To do —
Keep the pictures out and restate every record exactly.

--- start of Source material ---

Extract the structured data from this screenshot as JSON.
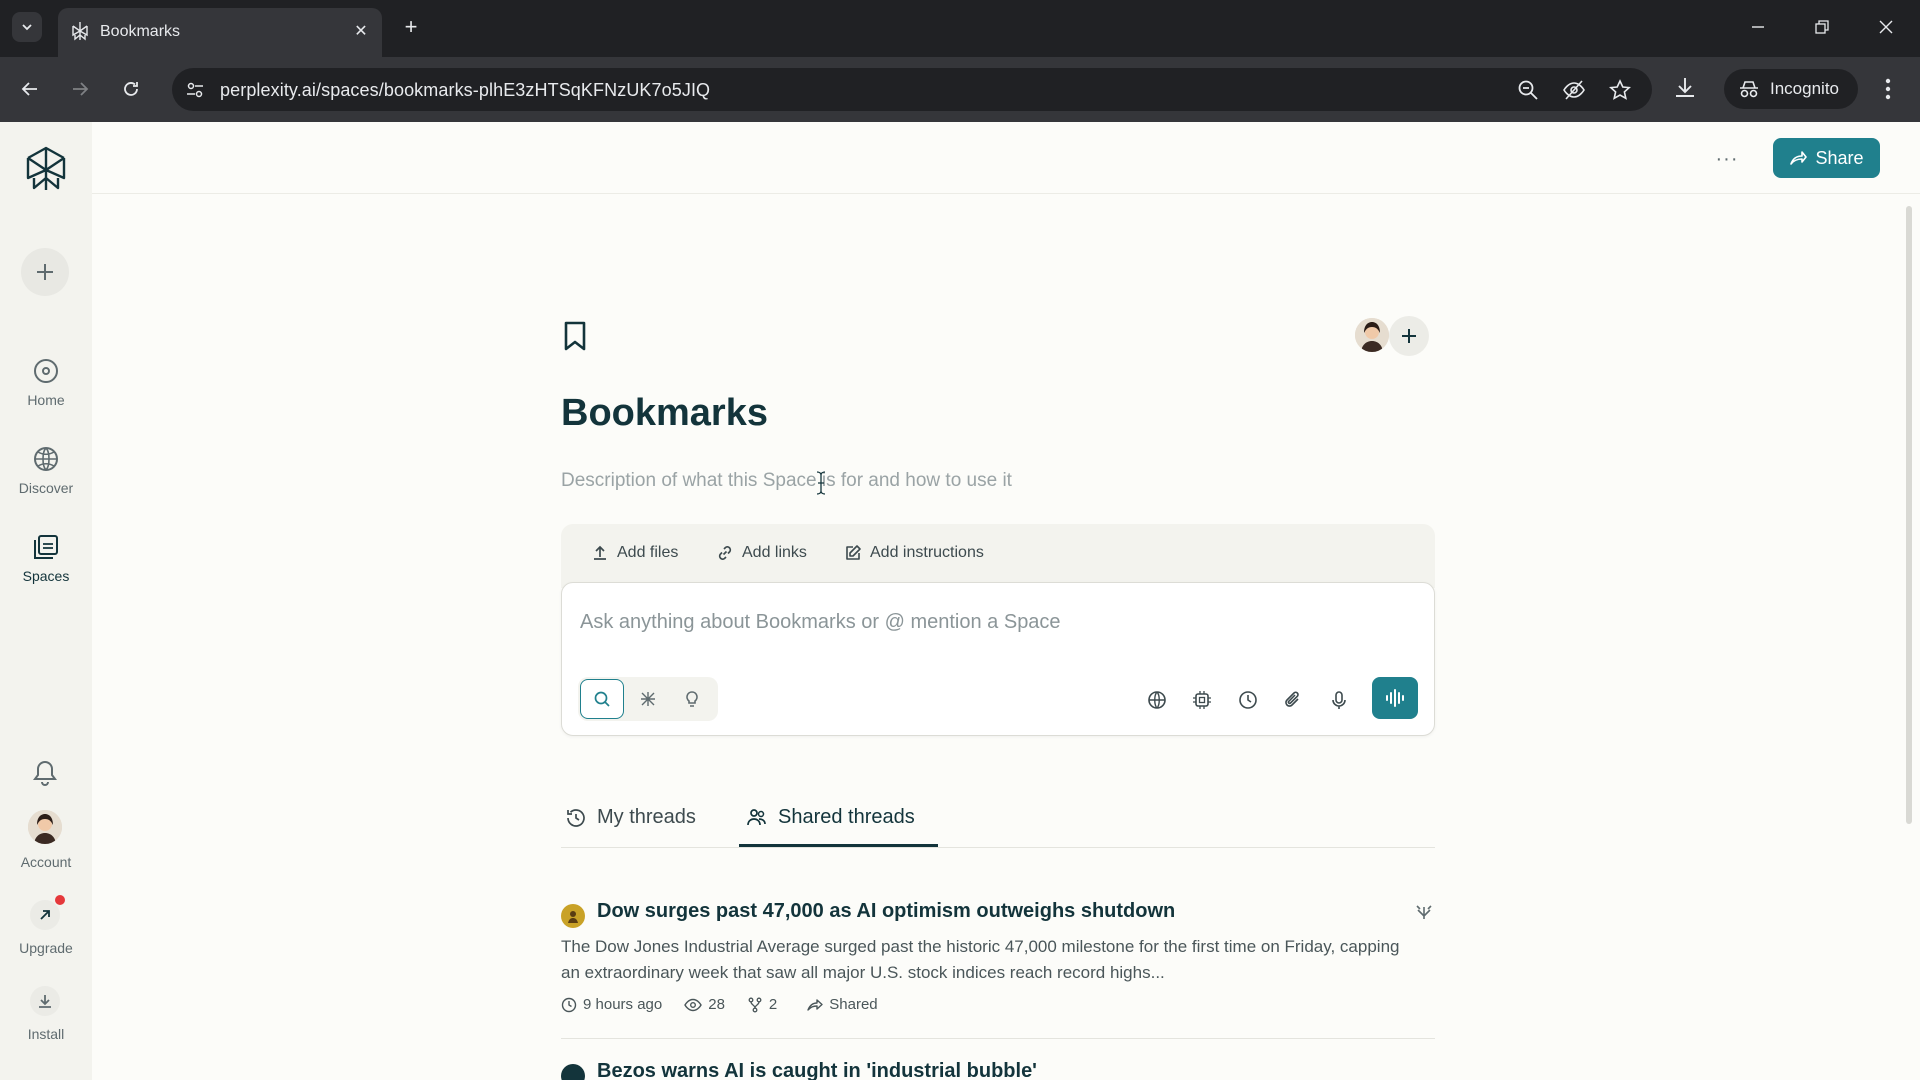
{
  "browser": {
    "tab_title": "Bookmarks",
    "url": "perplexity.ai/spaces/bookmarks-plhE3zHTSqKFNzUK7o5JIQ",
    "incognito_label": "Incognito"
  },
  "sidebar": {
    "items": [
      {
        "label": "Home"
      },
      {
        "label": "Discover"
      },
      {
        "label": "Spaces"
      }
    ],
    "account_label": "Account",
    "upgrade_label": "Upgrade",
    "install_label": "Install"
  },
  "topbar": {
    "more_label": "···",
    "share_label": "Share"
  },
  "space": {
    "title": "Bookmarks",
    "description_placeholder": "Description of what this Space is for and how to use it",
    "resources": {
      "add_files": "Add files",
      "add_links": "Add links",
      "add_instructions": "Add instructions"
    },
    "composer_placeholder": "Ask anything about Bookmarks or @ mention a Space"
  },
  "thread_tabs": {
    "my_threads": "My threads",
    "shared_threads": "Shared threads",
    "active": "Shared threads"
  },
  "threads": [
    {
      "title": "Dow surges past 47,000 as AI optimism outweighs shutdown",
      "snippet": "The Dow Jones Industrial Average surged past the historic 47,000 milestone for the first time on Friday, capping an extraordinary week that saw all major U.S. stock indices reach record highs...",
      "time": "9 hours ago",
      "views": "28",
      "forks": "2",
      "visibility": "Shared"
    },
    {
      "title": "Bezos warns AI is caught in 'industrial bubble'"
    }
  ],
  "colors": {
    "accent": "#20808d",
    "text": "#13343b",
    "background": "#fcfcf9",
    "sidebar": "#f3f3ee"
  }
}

--- end of Source material ---

The completed task —
Extract the structured data from this screenshot as JSON.
{
  "browser": {
    "tab_title": "Bookmarks",
    "url": "perplexity.ai/spaces/bookmarks-plhE3zHTSqKFNzUK7o5JIQ",
    "incognito_label": "Incognito"
  },
  "sidebar": {
    "items": [
      {
        "label": "Home"
      },
      {
        "label": "Discover"
      },
      {
        "label": "Spaces"
      }
    ],
    "account_label": "Account",
    "upgrade_label": "Upgrade",
    "install_label": "Install"
  },
  "topbar": {
    "more_label": "···",
    "share_label": "Share"
  },
  "space": {
    "title": "Bookmarks",
    "description_placeholder": "Description of what this Space is for and how to use it",
    "resources": {
      "add_files": "Add files",
      "add_links": "Add links",
      "add_instructions": "Add instructions"
    },
    "composer_placeholder": "Ask anything about Bookmarks or @ mention a Space"
  },
  "thread_tabs": {
    "my_threads": "My threads",
    "shared_threads": "Shared threads",
    "active": "Shared threads"
  },
  "threads": [
    {
      "title": "Dow surges past 47,000 as AI optimism outweighs shutdown",
      "snippet": "The Dow Jones Industrial Average surged past the historic 47,000 milestone for the first time on Friday, capping an extraordinary week that saw all major U.S. stock indices reach record highs...",
      "time": "9 hours ago",
      "views": "28",
      "forks": "2",
      "visibility": "Shared"
    },
    {
      "title": "Bezos warns AI is caught in 'industrial bubble'"
    }
  ],
  "colors": {
    "accent": "#20808d",
    "text": "#13343b",
    "background": "#fcfcf9",
    "sidebar": "#f3f3ee"
  }
}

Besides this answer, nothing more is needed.